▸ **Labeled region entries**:
:::::

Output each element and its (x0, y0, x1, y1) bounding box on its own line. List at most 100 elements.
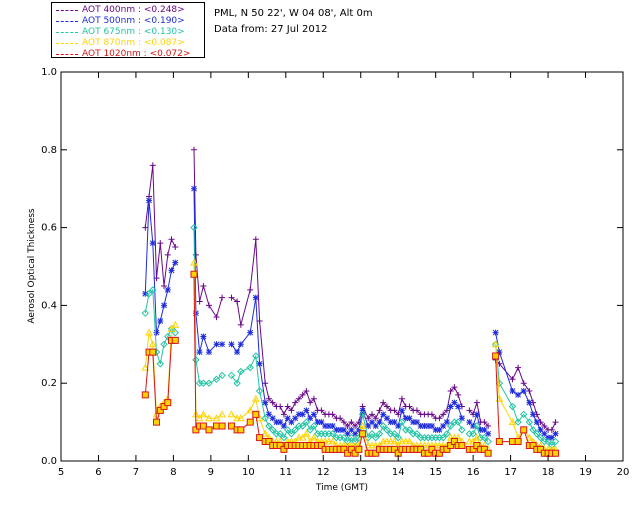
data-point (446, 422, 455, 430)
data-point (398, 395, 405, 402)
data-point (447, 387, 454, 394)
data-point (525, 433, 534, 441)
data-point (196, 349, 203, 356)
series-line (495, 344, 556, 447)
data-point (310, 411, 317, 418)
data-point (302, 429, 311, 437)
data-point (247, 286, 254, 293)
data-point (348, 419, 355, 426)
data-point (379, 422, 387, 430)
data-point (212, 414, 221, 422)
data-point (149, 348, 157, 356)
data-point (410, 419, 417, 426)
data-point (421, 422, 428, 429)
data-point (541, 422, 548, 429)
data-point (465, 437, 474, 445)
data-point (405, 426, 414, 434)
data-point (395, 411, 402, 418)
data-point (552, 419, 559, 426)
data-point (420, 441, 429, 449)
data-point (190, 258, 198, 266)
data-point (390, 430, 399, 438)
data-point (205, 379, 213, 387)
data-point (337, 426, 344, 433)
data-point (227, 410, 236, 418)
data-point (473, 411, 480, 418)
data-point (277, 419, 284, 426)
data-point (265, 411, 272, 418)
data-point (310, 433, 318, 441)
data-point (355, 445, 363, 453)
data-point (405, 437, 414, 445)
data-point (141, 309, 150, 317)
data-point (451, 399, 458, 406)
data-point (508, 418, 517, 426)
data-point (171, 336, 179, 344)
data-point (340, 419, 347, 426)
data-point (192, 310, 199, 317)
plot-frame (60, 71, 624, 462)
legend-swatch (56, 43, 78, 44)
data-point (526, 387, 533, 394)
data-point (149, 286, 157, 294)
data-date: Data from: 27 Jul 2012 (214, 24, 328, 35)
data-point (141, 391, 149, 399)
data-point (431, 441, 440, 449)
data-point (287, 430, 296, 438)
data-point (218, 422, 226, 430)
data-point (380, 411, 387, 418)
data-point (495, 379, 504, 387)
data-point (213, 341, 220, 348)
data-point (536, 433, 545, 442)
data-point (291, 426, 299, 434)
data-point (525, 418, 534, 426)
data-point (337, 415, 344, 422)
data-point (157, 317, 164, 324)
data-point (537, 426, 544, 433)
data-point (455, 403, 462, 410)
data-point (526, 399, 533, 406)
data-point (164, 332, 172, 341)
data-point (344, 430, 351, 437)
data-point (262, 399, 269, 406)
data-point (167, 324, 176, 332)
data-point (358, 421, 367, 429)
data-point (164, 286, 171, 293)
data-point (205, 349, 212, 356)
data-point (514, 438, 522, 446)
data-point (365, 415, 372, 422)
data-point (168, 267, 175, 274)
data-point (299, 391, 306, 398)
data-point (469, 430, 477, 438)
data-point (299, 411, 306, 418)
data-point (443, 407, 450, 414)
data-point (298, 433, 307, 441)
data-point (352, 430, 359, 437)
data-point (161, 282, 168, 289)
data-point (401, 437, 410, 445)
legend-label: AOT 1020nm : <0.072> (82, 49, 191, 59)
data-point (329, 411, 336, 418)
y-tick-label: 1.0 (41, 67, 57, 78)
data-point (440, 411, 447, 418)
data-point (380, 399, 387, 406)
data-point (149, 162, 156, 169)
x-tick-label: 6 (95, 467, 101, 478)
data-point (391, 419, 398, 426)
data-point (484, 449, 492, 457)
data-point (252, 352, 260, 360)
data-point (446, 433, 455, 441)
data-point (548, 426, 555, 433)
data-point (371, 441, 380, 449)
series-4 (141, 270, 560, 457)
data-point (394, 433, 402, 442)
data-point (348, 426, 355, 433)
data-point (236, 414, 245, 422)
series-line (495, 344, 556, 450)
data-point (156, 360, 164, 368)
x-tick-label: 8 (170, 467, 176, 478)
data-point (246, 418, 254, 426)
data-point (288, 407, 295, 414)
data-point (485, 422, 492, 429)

:::::

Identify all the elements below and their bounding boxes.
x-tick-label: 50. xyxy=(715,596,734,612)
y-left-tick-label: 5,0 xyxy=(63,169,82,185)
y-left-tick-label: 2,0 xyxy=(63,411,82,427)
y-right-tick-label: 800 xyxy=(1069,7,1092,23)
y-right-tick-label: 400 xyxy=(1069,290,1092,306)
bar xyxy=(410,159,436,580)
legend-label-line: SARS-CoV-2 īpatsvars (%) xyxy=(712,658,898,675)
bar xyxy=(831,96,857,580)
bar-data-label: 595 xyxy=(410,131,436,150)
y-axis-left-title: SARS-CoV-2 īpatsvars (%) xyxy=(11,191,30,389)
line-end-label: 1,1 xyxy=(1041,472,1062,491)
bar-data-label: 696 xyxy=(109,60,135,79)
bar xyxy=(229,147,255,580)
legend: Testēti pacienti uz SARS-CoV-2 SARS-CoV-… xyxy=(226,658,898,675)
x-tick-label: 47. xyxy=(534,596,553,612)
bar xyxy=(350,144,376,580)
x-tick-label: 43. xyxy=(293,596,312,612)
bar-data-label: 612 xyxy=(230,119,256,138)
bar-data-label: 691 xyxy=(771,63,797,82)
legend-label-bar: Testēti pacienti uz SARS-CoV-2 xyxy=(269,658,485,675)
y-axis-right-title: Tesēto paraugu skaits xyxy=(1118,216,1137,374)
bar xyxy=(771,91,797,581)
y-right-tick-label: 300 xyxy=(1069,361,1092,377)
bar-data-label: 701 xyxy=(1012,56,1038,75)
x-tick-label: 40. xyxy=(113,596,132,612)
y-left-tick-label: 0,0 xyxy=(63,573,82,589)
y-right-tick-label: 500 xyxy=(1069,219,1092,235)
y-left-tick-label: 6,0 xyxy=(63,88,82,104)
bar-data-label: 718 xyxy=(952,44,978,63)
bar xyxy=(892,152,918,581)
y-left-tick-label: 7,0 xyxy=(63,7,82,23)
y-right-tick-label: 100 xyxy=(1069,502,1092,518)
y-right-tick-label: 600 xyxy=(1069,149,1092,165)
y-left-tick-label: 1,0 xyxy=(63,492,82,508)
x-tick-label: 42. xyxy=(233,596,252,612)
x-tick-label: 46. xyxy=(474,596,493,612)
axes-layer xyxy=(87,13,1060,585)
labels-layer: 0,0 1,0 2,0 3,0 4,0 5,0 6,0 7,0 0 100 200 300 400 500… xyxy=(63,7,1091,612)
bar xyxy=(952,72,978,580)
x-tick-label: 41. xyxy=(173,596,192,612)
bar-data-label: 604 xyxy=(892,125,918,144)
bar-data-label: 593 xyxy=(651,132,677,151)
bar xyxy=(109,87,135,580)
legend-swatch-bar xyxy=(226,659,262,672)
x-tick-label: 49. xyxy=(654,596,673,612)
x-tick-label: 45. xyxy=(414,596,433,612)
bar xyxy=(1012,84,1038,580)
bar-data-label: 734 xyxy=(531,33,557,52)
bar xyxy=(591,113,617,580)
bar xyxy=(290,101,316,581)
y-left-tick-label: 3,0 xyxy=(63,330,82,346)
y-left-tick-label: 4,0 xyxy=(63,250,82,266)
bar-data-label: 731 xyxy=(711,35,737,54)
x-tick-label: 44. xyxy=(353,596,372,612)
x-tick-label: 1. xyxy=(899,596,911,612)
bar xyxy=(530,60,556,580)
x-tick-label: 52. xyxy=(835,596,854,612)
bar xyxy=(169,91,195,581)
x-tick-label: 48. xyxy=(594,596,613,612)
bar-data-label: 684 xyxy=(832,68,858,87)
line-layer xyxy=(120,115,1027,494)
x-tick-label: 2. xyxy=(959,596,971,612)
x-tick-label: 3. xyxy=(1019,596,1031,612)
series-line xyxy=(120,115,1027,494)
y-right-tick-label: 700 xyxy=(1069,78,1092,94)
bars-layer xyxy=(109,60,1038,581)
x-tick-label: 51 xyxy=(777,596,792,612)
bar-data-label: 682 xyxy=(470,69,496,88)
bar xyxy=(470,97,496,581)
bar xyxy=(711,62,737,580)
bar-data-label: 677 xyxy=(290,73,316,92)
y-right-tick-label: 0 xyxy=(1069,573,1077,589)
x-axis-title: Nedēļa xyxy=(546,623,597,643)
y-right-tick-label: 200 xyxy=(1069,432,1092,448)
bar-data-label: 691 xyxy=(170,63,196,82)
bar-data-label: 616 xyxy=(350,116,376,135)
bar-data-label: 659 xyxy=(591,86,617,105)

:::::

▸ **Stated exercise**:
Edit everything from the line containing "data-point (446, 422, 455, 430)" down to the line containing "data-point (227, 410, 236, 418)", replacing "series-line" with "trend-line" and leaving all else unchanged. Give back only those lines.

▸ **Solution below**:
data-point (446, 422, 455, 430)
data-point (398, 395, 405, 402)
data-point (447, 387, 454, 394)
data-point (525, 433, 534, 441)
data-point (196, 349, 203, 356)
trend-line (495, 344, 556, 447)
data-point (310, 411, 317, 418)
data-point (302, 429, 311, 437)
data-point (247, 286, 254, 293)
data-point (348, 419, 355, 426)
data-point (379, 422, 387, 430)
data-point (212, 414, 221, 422)
data-point (149, 348, 157, 356)
data-point (410, 419, 417, 426)
data-point (421, 422, 428, 429)
data-point (541, 422, 548, 429)
data-point (465, 437, 474, 445)
data-point (405, 426, 414, 434)
data-point (395, 411, 402, 418)
data-point (552, 419, 559, 426)
data-point (420, 441, 429, 449)
data-point (190, 258, 198, 266)
data-point (390, 430, 399, 438)
data-point (205, 379, 213, 387)
data-point (337, 426, 344, 433)
data-point (227, 410, 236, 418)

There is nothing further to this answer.